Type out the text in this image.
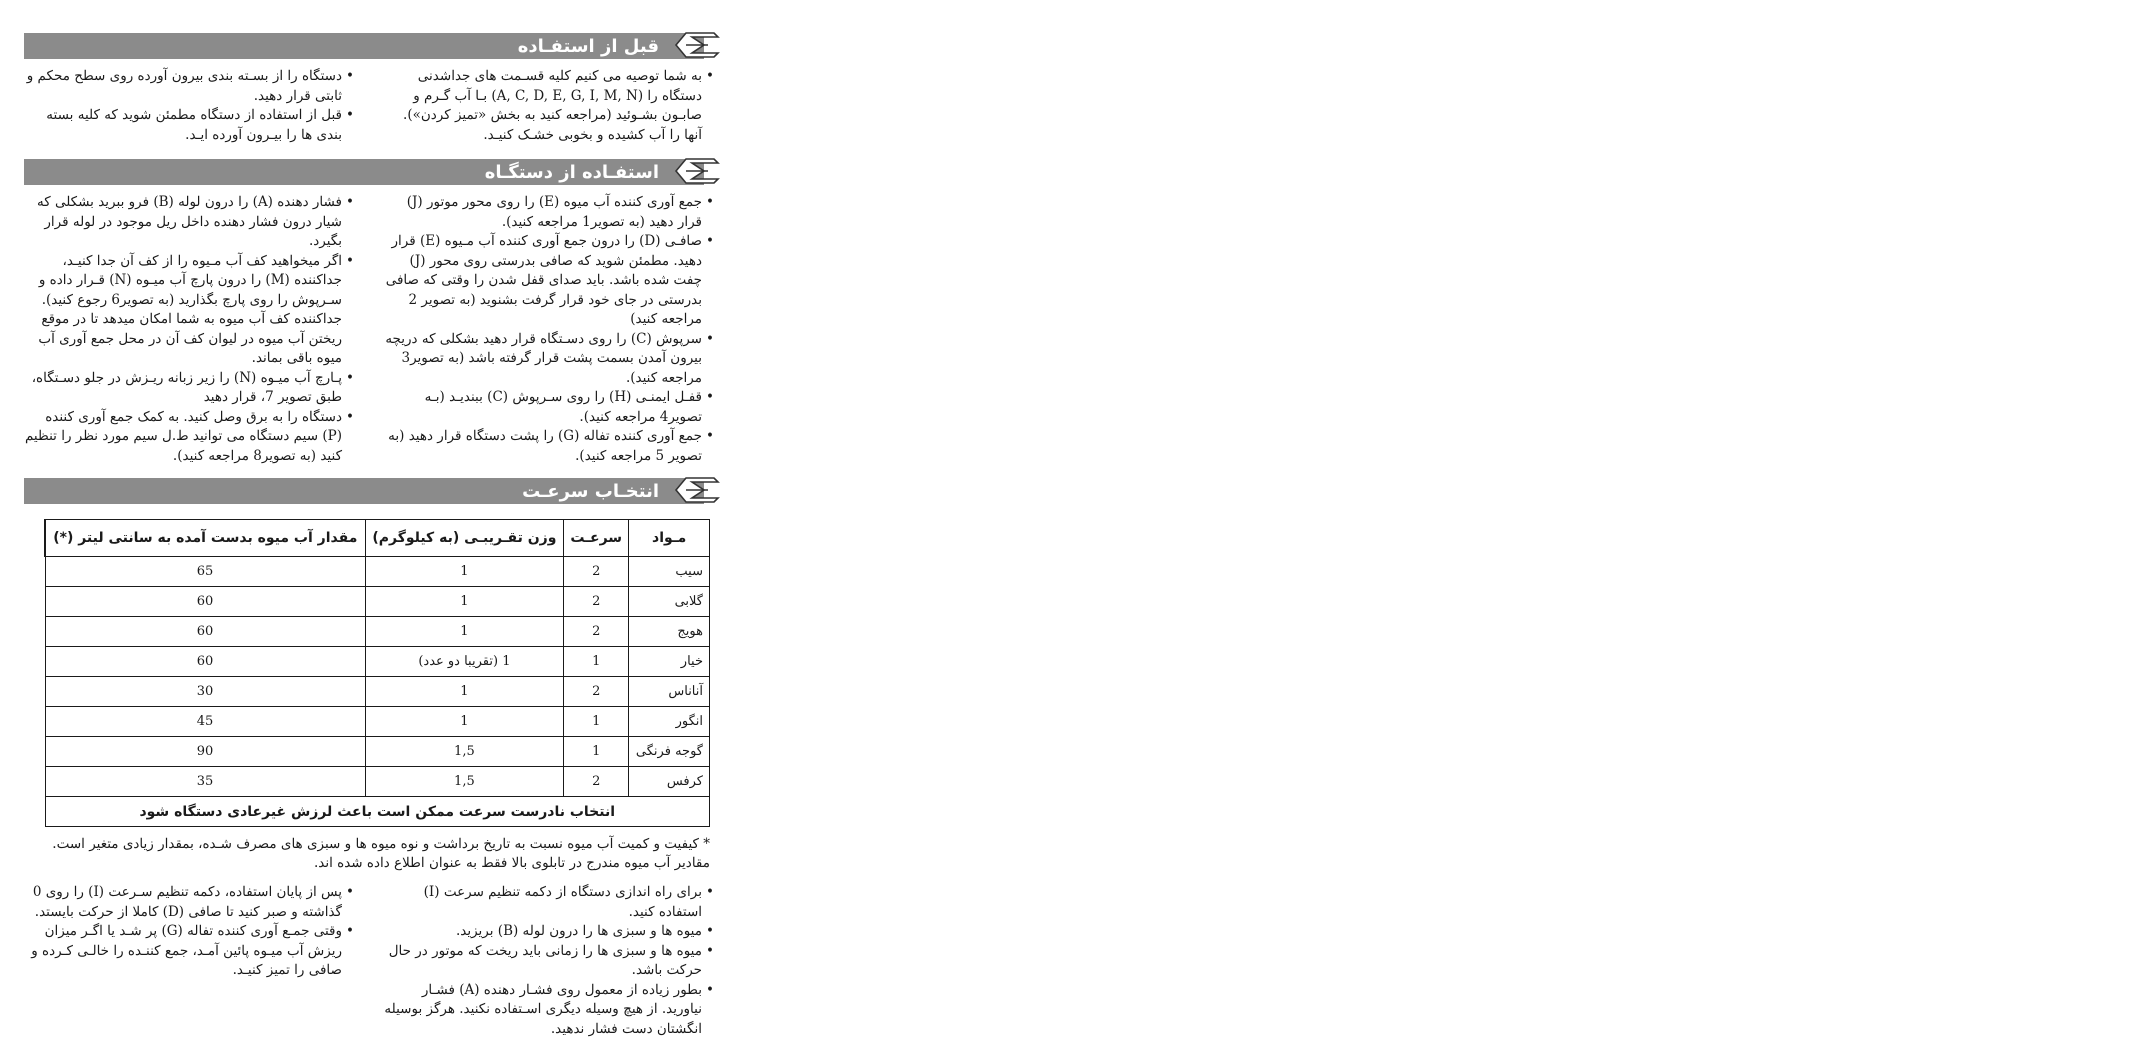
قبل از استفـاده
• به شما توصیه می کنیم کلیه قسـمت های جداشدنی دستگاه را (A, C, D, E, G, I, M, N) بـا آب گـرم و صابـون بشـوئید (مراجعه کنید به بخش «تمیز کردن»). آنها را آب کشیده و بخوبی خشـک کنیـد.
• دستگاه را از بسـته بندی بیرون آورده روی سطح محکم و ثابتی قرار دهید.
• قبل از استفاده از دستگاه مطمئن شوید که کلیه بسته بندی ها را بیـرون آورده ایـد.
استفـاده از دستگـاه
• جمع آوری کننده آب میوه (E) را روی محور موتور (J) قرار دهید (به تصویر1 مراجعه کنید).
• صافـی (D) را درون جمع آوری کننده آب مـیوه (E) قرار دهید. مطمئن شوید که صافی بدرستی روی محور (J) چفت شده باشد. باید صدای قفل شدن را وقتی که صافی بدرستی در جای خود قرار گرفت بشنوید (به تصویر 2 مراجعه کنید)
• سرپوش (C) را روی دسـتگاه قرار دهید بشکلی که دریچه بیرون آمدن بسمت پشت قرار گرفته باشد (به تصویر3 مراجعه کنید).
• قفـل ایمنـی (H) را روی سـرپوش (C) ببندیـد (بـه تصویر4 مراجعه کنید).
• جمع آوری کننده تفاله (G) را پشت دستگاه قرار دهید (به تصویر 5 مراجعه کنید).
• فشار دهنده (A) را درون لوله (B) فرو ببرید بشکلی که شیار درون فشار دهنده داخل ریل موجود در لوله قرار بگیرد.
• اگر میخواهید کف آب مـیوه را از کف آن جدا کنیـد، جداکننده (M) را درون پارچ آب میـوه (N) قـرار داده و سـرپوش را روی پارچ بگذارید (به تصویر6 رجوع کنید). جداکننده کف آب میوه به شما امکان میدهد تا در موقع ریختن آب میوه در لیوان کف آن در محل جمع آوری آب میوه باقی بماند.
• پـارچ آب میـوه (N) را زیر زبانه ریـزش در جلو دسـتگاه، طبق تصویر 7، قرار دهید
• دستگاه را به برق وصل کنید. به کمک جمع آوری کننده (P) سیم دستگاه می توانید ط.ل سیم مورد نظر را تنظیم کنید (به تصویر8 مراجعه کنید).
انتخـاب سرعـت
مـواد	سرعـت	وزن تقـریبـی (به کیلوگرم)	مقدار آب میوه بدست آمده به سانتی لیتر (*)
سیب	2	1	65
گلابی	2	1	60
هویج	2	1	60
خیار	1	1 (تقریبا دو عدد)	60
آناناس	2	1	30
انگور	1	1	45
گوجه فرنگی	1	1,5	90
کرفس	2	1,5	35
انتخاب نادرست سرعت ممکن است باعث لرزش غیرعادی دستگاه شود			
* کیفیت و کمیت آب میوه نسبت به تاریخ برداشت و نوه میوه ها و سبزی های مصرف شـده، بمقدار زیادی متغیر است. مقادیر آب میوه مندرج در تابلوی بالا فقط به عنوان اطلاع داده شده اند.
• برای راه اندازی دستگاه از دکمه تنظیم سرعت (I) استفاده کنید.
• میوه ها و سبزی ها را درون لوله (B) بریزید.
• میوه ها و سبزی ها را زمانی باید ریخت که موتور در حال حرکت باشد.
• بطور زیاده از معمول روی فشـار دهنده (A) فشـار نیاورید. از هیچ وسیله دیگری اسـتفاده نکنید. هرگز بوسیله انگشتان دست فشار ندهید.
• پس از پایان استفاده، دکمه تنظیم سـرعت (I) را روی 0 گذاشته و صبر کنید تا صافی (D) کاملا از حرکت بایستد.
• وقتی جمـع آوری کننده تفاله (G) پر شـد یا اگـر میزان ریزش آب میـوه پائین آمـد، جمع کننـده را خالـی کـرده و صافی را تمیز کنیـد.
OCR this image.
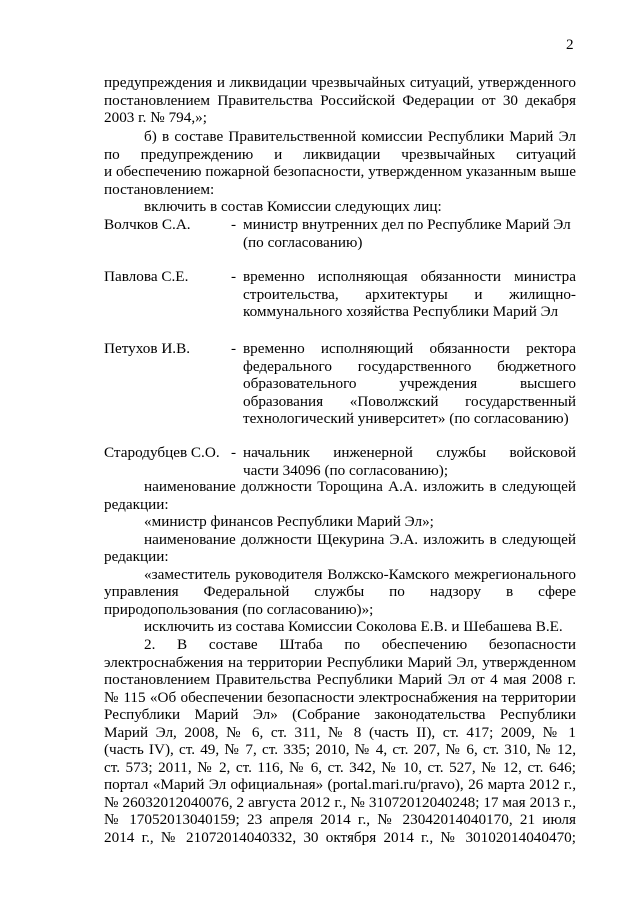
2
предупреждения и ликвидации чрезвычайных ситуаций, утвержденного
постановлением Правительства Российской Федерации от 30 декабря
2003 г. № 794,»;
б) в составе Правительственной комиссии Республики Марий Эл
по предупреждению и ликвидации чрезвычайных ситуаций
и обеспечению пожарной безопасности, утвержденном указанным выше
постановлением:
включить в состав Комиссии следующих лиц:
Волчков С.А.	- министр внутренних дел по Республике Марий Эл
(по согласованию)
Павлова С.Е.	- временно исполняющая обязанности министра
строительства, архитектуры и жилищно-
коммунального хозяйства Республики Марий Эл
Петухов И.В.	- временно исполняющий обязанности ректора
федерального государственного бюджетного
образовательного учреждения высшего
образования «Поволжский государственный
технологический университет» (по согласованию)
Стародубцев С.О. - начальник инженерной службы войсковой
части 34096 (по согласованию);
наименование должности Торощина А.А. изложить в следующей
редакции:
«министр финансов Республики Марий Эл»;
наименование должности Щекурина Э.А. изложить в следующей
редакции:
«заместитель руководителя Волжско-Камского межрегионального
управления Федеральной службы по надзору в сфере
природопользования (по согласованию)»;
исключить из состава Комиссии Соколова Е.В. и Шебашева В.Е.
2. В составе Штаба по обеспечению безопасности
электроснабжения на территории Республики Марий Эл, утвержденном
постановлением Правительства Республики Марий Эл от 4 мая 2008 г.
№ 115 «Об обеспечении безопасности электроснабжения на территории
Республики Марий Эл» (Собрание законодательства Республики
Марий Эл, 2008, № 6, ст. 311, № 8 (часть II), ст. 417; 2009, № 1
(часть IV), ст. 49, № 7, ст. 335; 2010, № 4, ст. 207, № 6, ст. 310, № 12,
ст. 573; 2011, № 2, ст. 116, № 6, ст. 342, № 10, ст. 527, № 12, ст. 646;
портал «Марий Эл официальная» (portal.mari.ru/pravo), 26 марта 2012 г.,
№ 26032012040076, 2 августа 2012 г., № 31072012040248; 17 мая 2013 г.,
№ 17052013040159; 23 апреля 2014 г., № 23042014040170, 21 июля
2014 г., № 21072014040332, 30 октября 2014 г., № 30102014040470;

▬▬▬

◆ What you have to do
Except for the pictures, copy every line of the records above exactly.

◆ Result for this exercise
Type out the text in this image.
قبل از استفـاده
• به شما توصیه می کنیم کلیه قسـمت های جداشدنی دستگاه را (A, C, D, E, G, I, M, N) بـا آب گـرم و صابـون بشـوئید (مراجعه کنید به بخش «تمیز کردن»). آنها را آب کشیده و بخوبی خشـک کنیـد.
• دستگاه را از بسـته بندی بیرون آورده روی سطح محکم و ثابتی قرار دهید.
• قبل از استفاده از دستگاه مطمئن شوید که کلیه بسته بندی ها را بیـرون آورده ایـد.
استفـاده از دستگـاه
• جمع آوری کننده آب میوه (E) را روی محور موتور (J) قرار دهید (به تصویر1 مراجعه کنید).
• صافـی (D) را درون جمع آوری کننده آب مـیوه (E) قرار دهید. مطمئن شوید که صافی بدرستی روی محور (J) چفت شده باشد. باید صدای قفل شدن را وقتی که صافی بدرستی در جای خود قرار گرفت بشنوید (به تصویر 2 مراجعه کنید)
• سرپوش (C) را روی دسـتگاه قرار دهید بشکلی که دریچه بیرون آمدن بسمت پشت قرار گرفته باشد (به تصویر3 مراجعه کنید).
• قفـل ایمنـی (H) را روی سـرپوش (C) ببندیـد (بـه تصویر4 مراجعه کنید).
• جمع آوری کننده تفاله (G) را پشت دستگاه قرار دهید (به تصویر 5 مراجعه کنید).
• فشار دهنده (A) را درون لوله (B) فرو ببرید بشکلی که شیار درون فشار دهنده داخل ریل موجود در لوله قرار بگیرد.
• اگر میخواهید کف آب مـیوه را از کف آن جدا کنیـد، جداکننده (M) را درون پارچ آب میـوه (N) قـرار داده و سـرپوش را روی پارچ بگذارید (به تصویر6 رجوع کنید). جداکننده کف آب میوه به شما امکان میدهد تا در موقع ریختن آب میوه در لیوان کف آن در محل جمع آوری آب میوه باقی بماند.
• پـارچ آب میـوه (N) را زیر زبانه ریـزش در جلو دسـتگاه، طبق تصویر 7، قرار دهید
• دستگاه را به برق وصل کنید. به کمک جمع آوری کننده (P) سیم دستگاه می توانید ط.ل سیم مورد نظر را تنظیم کنید (به تصویر8 مراجعه کنید).
انتخـاب سرعـت
مـواد	سرعـت	وزن تقـریبـی (به کیلوگرم)	مقدار آب میوه بدست آمده به سانتی لیتر (*)
سیب	2	1	65
گلابی	2	1	60
هویج	2	1	60
خیار	1	1 (تقریبا دو عدد)	60
آناناس	2	1	30
انگور	1	1	45
گوجه فرنگی	1	1,5	90
کرفس	2	1,5	35
انتخاب نادرست سرعت ممکن است باعث لرزش غیرعادی دستگاه شود			
* کیفیت و کمیت آب میوه نسبت به تاریخ برداشت و نوه میوه ها و سبزی های مصرف شـده، بمقدار زیادی متغیر است. مقادیر آب میوه مندرج در تابلوی بالا فقط به عنوان اطلاع داده شده اند.
• برای راه اندازی دستگاه از دکمه تنظیم سرعت (I) استفاده کنید.
• میوه ها و سبزی ها را درون لوله (B) بریزید.
• میوه ها و سبزی ها را زمانی باید ریخت که موتور در حال حرکت باشد.
• بطور زیاده از معمول روی فشـار دهنده (A) فشـار نیاورید. از هیچ وسیله دیگری اسـتفاده نکنید. هرگز بوسیله انگشتان دست فشار ندهید.
• پس از پایان استفاده، دکمه تنظیم سـرعت (I) را روی 0 گذاشته و صبر کنید تا صافی (D) کاملا از حرکت بایستد.
• وقتی جمـع آوری کننده تفاله (G) پر شـد یا اگـر میزان ریزش آب میـوه پائین آمـد، جمع کننـده را خالـی کـرده و صافی را تمیز کنیـد.
OCR this image.
2
предупреждения и ликвидации чрезвычайных ситуаций, утвержденного
постановлением Правительства Российской Федерации от 30 декабря
2003 г. № 794,»;
б) в составе Правительственной комиссии Республики Марий Эл
по предупреждению и ликвидации чрезвычайных ситуаций
и обеспечению пожарной безопасности, утвержденном указанным выше
постановлением:
включить в состав Комиссии следующих лиц:
Волчков С.А.	- министр внутренних дел по Республике Марий Эл
(по согласованию)
Павлова С.Е.	- временно исполняющая обязанности министра
строительства, архитектуры и жилищно-
коммунального хозяйства Республики Марий Эл
Петухов И.В.	- временно исполняющий обязанности ректора
федерального государственного бюджетного
образовательного учреждения высшего
образования «Поволжский государственный
технологический университет» (по согласованию)
Стародубцев С.О. - начальник инженерной службы войсковой
части 34096 (по согласованию);
наименование должности Торощина А.А. изложить в следующей
редакции:
«министр финансов Республики Марий Эл»;
наименование должности Щекурина Э.А. изложить в следующей
редакции:
«заместитель руководителя Волжско-Камского межрегионального
управления Федеральной службы по надзору в сфере
природопользования (по согласованию)»;
исключить из состава Комиссии Соколова Е.В. и Шебашева В.Е.
2. В составе Штаба по обеспечению безопасности
электроснабжения на территории Республики Марий Эл, утвержденном
постановлением Правительства Республики Марий Эл от 4 мая 2008 г.
№ 115 «Об обеспечении безопасности электроснабжения на территории
Республики Марий Эл» (Собрание законодательства Республики
Марий Эл, 2008, № 6, ст. 311, № 8 (часть II), ст. 417; 2009, № 1
(часть IV), ст. 49, № 7, ст. 335; 2010, № 4, ст. 207, № 6, ст. 310, № 12,
ст. 573; 2011, № 2, ст. 116, № 6, ст. 342, № 10, ст. 527, № 12, ст. 646;
портал «Марий Эл официальная» (portal.mari.ru/pravo), 26 марта 2012 г.,
№ 26032012040076, 2 августа 2012 г., № 31072012040248; 17 мая 2013 г.,
№ 17052013040159; 23 апреля 2014 г., № 23042014040170, 21 июля
2014 г., № 21072014040332, 30 октября 2014 г., № 30102014040470;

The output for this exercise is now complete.